[[ LISTED ENTRIES open ]]
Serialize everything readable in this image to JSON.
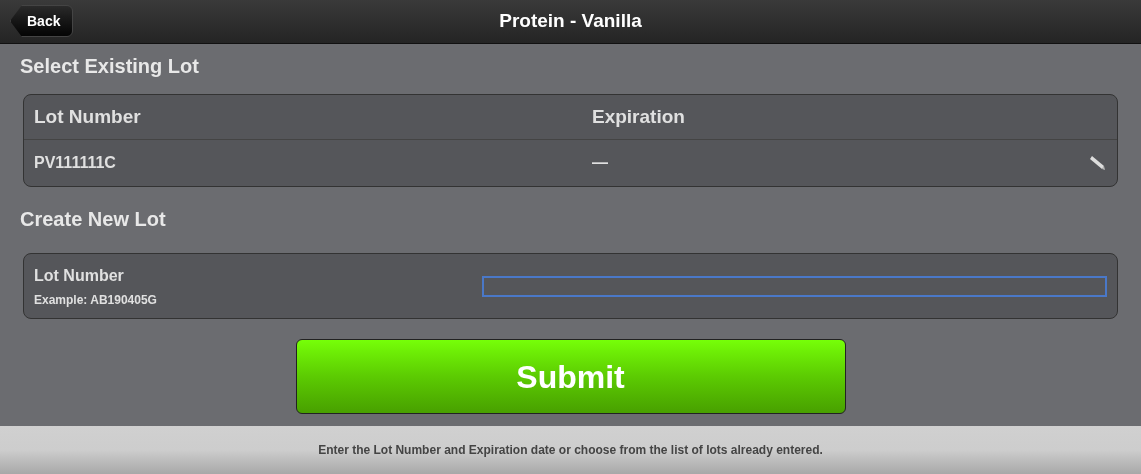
{
  "header": {
    "back": "Back",
    "title": "Protein - Vanilla"
  },
  "existing": {
    "title": "Select Existing Lot",
    "columns": [
      "Lot Number",
      "Expiration"
    ],
    "rows": [
      {
        "lot": "PV111111C",
        "expiration": "—"
      }
    ]
  },
  "create": {
    "title": "Create New Lot",
    "label": "Lot Number",
    "hint": "Example: AB190405G",
    "focused": true
  },
  "submit": "Submit",
  "footer": "Enter the Lot Number and Expiration date or choose from the list of lots already entered."
}
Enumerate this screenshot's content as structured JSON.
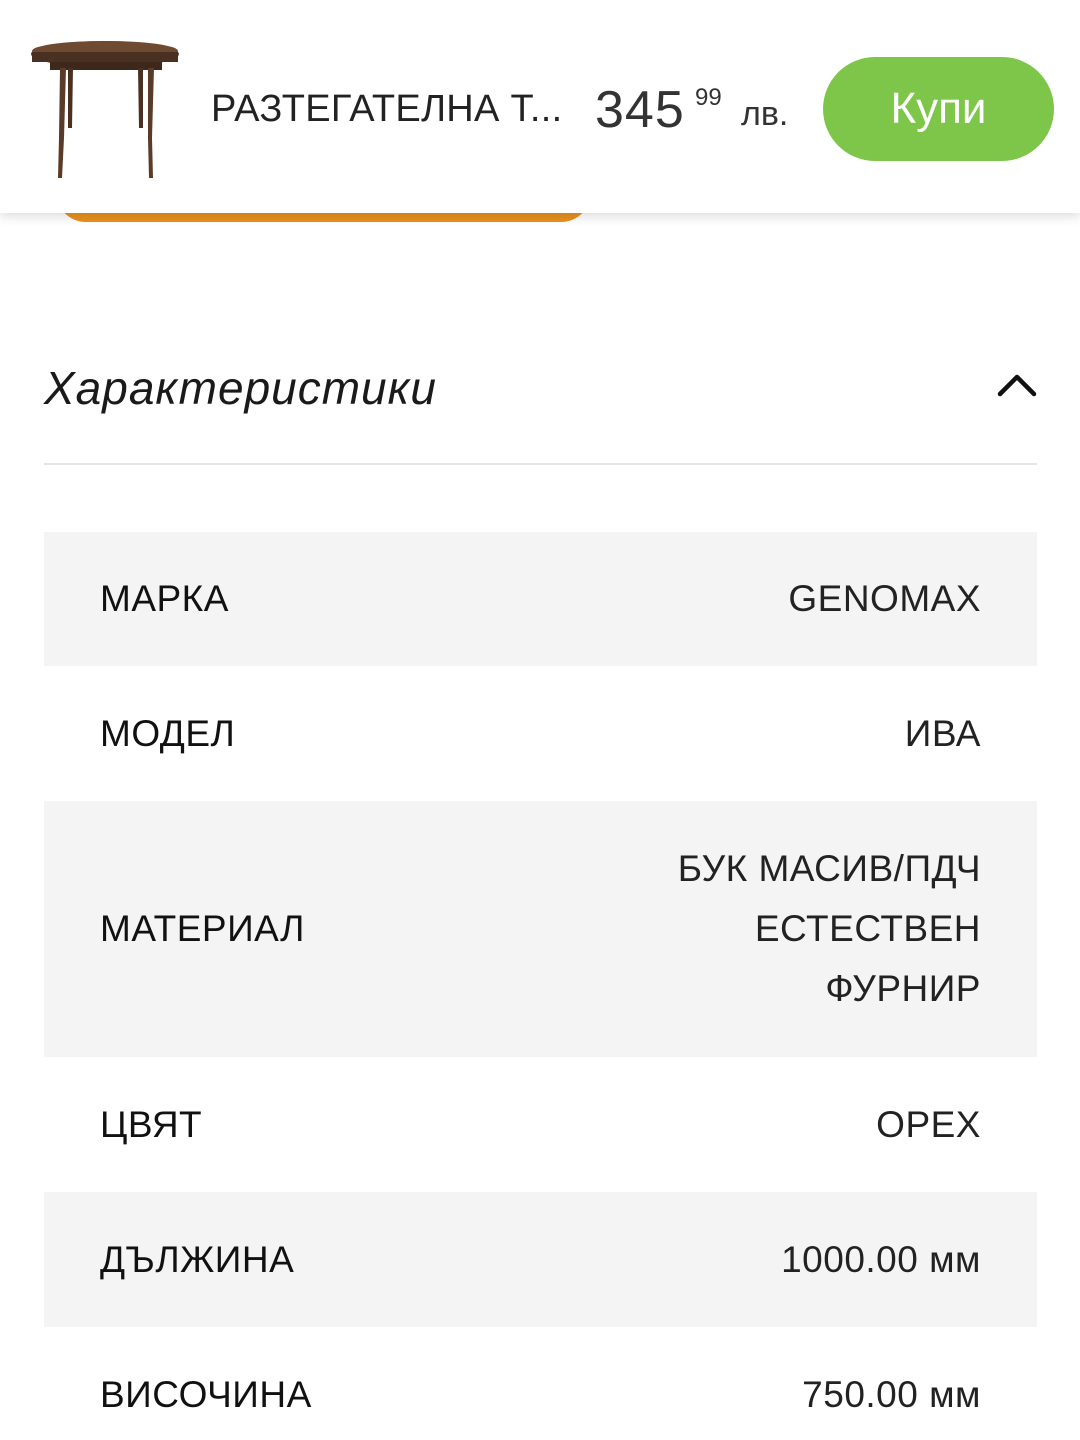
{
  "sticky_bar": {
    "product_name": "РАЗТЕГАТЕЛНА Т...",
    "price_main": "345",
    "price_cents": "99",
    "currency": "лв.",
    "buy_label": "Купи",
    "colors": {
      "buy_button": "#7ec64a",
      "orange_accent": "#e8921e"
    },
    "thumbnail_icon": "round-table-image"
  },
  "specs": {
    "title": "Характеристики",
    "toggle_icon": "chevron-up-icon",
    "rows": [
      {
        "label": "МАРКА",
        "value": "GENOMAX"
      },
      {
        "label": "МОДЕЛ",
        "value": "ИВА"
      },
      {
        "label": "МАТЕРИАЛ",
        "value": "БУК МАСИВ/ПДЧ ЕСТЕСТВЕН ФУРНИР"
      },
      {
        "label": "ЦВЯТ",
        "value": "ОРЕХ"
      },
      {
        "label": "ДЪЛЖИНА",
        "value": "1000.00 мм"
      },
      {
        "label": "ВИСОЧИНА",
        "value": "750.00 мм"
      }
    ]
  }
}
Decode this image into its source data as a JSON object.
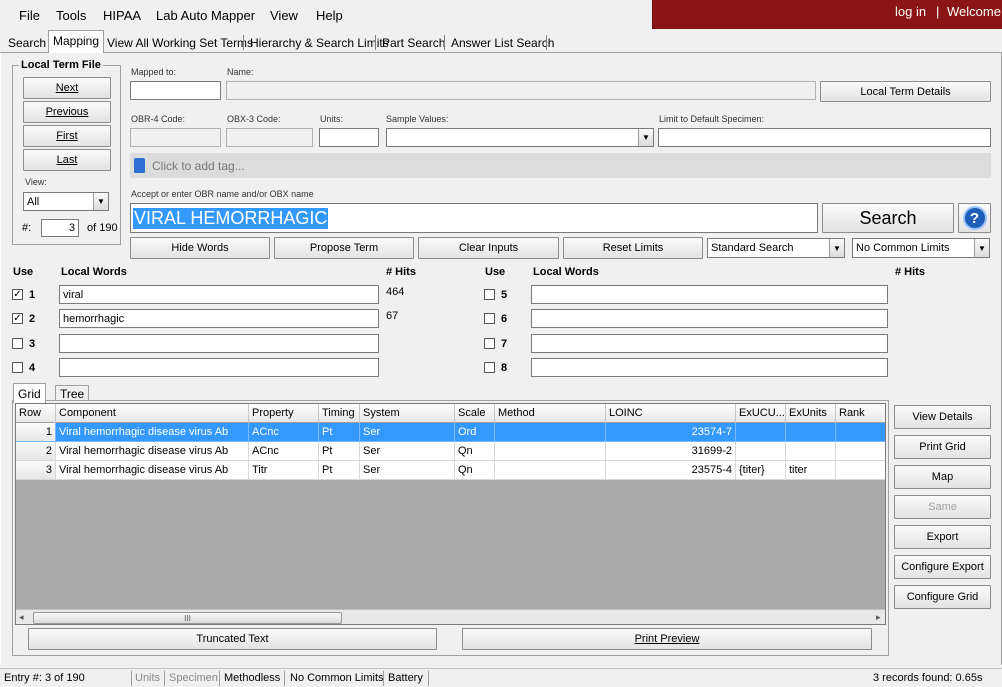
{
  "menu": [
    "File",
    "Tools",
    "HIPAA",
    "Lab Auto Mapper",
    "View",
    "Help"
  ],
  "topbar": {
    "login": "log in",
    "sep": "|",
    "welcome": "Welcome"
  },
  "tabs": [
    "Search",
    "Mapping",
    "View All Working Set Terms",
    "Hierarchy & Search Limits",
    "Part Search",
    "Answer List Search"
  ],
  "local_term_file": {
    "title": "Local Term File",
    "next": "Next",
    "previous": "Previous",
    "first": "First",
    "last": "Last",
    "view_label": "View:",
    "view_value": "All",
    "num_label": "#:",
    "num_value": "3",
    "of_total": "of 190"
  },
  "form": {
    "mapped_to_label": "Mapped to:",
    "name_label": "Name:",
    "local_term_details": "Local Term Details",
    "obr4_label": "OBR-4 Code:",
    "obx3_label": "OBX-3 Code:",
    "units_label": "Units:",
    "sample_values_label": "Sample Values:",
    "limit_specimen_label": "Limit to Default Specimen:",
    "tag_placeholder": "Click to add tag...",
    "accept_label": "Accept or enter OBR name and/or OBX name",
    "search_text": "VIRAL HEMORRHAGIC",
    "search_button": "Search",
    "help_glyph": "?"
  },
  "actions": {
    "hide_words": "Hide Words",
    "propose_term": "Propose Term",
    "clear_inputs": "Clear Inputs",
    "reset_limits": "Reset Limits",
    "search_mode": "Standard Search",
    "common_limits": "No Common Limits"
  },
  "words": {
    "use_label": "Use",
    "local_words_label": "Local Words",
    "hits_label": "# Hits",
    "left": [
      {
        "n": "1",
        "checked": "✓",
        "word": "viral",
        "hits": "464"
      },
      {
        "n": "2",
        "checked": "✓",
        "word": "hemorrhagic",
        "hits": "67"
      },
      {
        "n": "3",
        "checked": "",
        "word": "",
        "hits": ""
      },
      {
        "n": "4",
        "checked": "",
        "word": "",
        "hits": ""
      }
    ],
    "right": [
      {
        "n": "5",
        "checked": "",
        "word": ""
      },
      {
        "n": "6",
        "checked": "",
        "word": ""
      },
      {
        "n": "7",
        "checked": "",
        "word": ""
      },
      {
        "n": "8",
        "checked": "",
        "word": ""
      }
    ]
  },
  "grid_tabs": [
    "Grid",
    "Tree"
  ],
  "grid": {
    "columns": [
      "Row",
      "Component",
      "Property",
      "Timing",
      "System",
      "Scale",
      "Method",
      "LOINC",
      "ExUCU...",
      "ExUnits",
      "Rank"
    ],
    "rows": [
      {
        "row": "1",
        "component": "Viral hemorrhagic disease virus Ab",
        "property": "ACnc",
        "timing": "Pt",
        "system": "Ser",
        "scale": "Ord",
        "method": "",
        "loinc": "23574-7",
        "exucum": "",
        "exunits": "",
        "rank": ""
      },
      {
        "row": "2",
        "component": "Viral hemorrhagic disease virus Ab",
        "property": "ACnc",
        "timing": "Pt",
        "system": "Ser",
        "scale": "Qn",
        "method": "",
        "loinc": "31699-2",
        "exucum": "",
        "exunits": "",
        "rank": ""
      },
      {
        "row": "3",
        "component": "Viral hemorrhagic disease virus Ab",
        "property": "Titr",
        "timing": "Pt",
        "system": "Ser",
        "scale": "Qn",
        "method": "",
        "loinc": "23575-4",
        "exucum": "{titer}",
        "exunits": "titer",
        "rank": ""
      }
    ]
  },
  "scroll_grip": "III",
  "side_buttons": [
    "View Details",
    "Print Grid",
    "Map",
    "Same",
    "Export",
    "Configure Export",
    "Configure Grid"
  ],
  "bottom_buttons": {
    "truncated": "Truncated Text",
    "print_preview": "Print Preview"
  },
  "status": {
    "entry": "Entry #: 3 of 190",
    "units": "Units",
    "specimen": "Specimen",
    "methodless": "Methodless",
    "common": "No Common Limits",
    "battery": "Battery",
    "records": "3 records found: 0.65s"
  }
}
[[ LISTED ENTRIES closed ]]
DIRECTIONS: Apart from the images, retype the full material exactly as written.

ANSWER SPACE:
Serialize everything readable in this image to JSON.
{
  "header": {
    "back": "Back",
    "title": "Protein - Vanilla"
  },
  "existing": {
    "title": "Select Existing Lot",
    "columns": [
      "Lot Number",
      "Expiration"
    ],
    "rows": [
      {
        "lot": "PV111111C",
        "expiration": "—"
      }
    ]
  },
  "create": {
    "title": "Create New Lot",
    "label": "Lot Number",
    "hint": "Example: AB190405G",
    "focused": true
  },
  "submit": "Submit",
  "footer": "Enter the Lot Number and Expiration date or choose from the list of lots already entered."
}
Enumerate this screenshot's content as structured JSON.
{
  "sticky_bar": {
    "product_name": "РАЗТЕГАТЕЛНА Т...",
    "price_main": "345",
    "price_cents": "99",
    "currency": "лв.",
    "buy_label": "Купи",
    "colors": {
      "buy_button": "#7ec64a",
      "orange_accent": "#e8921e"
    },
    "thumbnail_icon": "round-table-image"
  },
  "specs": {
    "title": "Характеристики",
    "toggle_icon": "chevron-up-icon",
    "rows": [
      {
        "label": "МАРКА",
        "value": "GENOMAX"
      },
      {
        "label": "МОДЕЛ",
        "value": "ИВА"
      },
      {
        "label": "МАТЕРИАЛ",
        "value": "БУК МАСИВ/ПДЧ ЕСТЕСТВЕН ФУРНИР"
      },
      {
        "label": "ЦВЯТ",
        "value": "ОРЕХ"
      },
      {
        "label": "ДЪЛЖИНА",
        "value": "1000.00 мм"
      },
      {
        "label": "ВИСОЧИНА",
        "value": "750.00 мм"
      }
    ]
  }
}
Decode this image into its source data as a JSON object.
{
  "menu": [
    "File",
    "Tools",
    "HIPAA",
    "Lab Auto Mapper",
    "View",
    "Help"
  ],
  "topbar": {
    "login": "log in",
    "sep": "|",
    "welcome": "Welcome"
  },
  "tabs": [
    "Search",
    "Mapping",
    "View All Working Set Terms",
    "Hierarchy & Search Limits",
    "Part Search",
    "Answer List Search"
  ],
  "local_term_file": {
    "title": "Local Term File",
    "next": "Next",
    "previous": "Previous",
    "first": "First",
    "last": "Last",
    "view_label": "View:",
    "view_value": "All",
    "num_label": "#:",
    "num_value": "3",
    "of_total": "of 190"
  },
  "form": {
    "mapped_to_label": "Mapped to:",
    "name_label": "Name:",
    "local_term_details": "Local Term Details",
    "obr4_label": "OBR-4 Code:",
    "obx3_label": "OBX-3 Code:",
    "units_label": "Units:",
    "sample_values_label": "Sample Values:",
    "limit_specimen_label": "Limit to Default Specimen:",
    "tag_placeholder": "Click to add tag...",
    "accept_label": "Accept or enter OBR name and/or OBX name",
    "search_text": "VIRAL HEMORRHAGIC",
    "search_button": "Search",
    "help_glyph": "?"
  },
  "actions": {
    "hide_words": "Hide Words",
    "propose_term": "Propose Term",
    "clear_inputs": "Clear Inputs",
    "reset_limits": "Reset Limits",
    "search_mode": "Standard Search",
    "common_limits": "No Common Limits"
  },
  "words": {
    "use_label": "Use",
    "local_words_label": "Local Words",
    "hits_label": "# Hits",
    "left": [
      {
        "n": "1",
        "checked": "✓",
        "word": "viral",
        "hits": "464"
      },
      {
        "n": "2",
        "checked": "✓",
        "word": "hemorrhagic",
        "hits": "67"
      },
      {
        "n": "3",
        "checked": "",
        "word": "",
        "hits": ""
      },
      {
        "n": "4",
        "checked": "",
        "word": "",
        "hits": ""
      }
    ],
    "right": [
      {
        "n": "5",
        "checked": "",
        "word": ""
      },
      {
        "n": "6",
        "checked": "",
        "word": ""
      },
      {
        "n": "7",
        "checked": "",
        "word": ""
      },
      {
        "n": "8",
        "checked": "",
        "word": ""
      }
    ]
  },
  "grid_tabs": [
    "Grid",
    "Tree"
  ],
  "grid": {
    "columns": [
      "Row",
      "Component",
      "Property",
      "Timing",
      "System",
      "Scale",
      "Method",
      "LOINC",
      "ExUCU...",
      "ExUnits",
      "Rank"
    ],
    "rows": [
      {
        "row": "1",
        "component": "Viral hemorrhagic disease virus Ab",
        "property": "ACnc",
        "timing": "Pt",
        "system": "Ser",
        "scale": "Ord",
        "method": "",
        "loinc": "23574-7",
        "exucum": "",
        "exunits": "",
        "rank": ""
      },
      {
        "row": "2",
        "component": "Viral hemorrhagic disease virus Ab",
        "property": "ACnc",
        "timing": "Pt",
        "system": "Ser",
        "scale": "Qn",
        "method": "",
        "loinc": "31699-2",
        "exucum": "",
        "exunits": "",
        "rank": ""
      },
      {
        "row": "3",
        "component": "Viral hemorrhagic disease virus Ab",
        "property": "Titr",
        "timing": "Pt",
        "system": "Ser",
        "scale": "Qn",
        "method": "",
        "loinc": "23575-4",
        "exucum": "{titer}",
        "exunits": "titer",
        "rank": ""
      }
    ]
  },
  "scroll_grip": "III",
  "side_buttons": [
    "View Details",
    "Print Grid",
    "Map",
    "Same",
    "Export",
    "Configure Export",
    "Configure Grid"
  ],
  "bottom_buttons": {
    "truncated": "Truncated Text",
    "print_preview": "Print Preview"
  },
  "status": {
    "entry": "Entry #: 3 of 190",
    "units": "Units",
    "specimen": "Specimen",
    "methodless": "Methodless",
    "common": "No Common Limits",
    "battery": "Battery",
    "records": "3 records found: 0.65s"
  }
}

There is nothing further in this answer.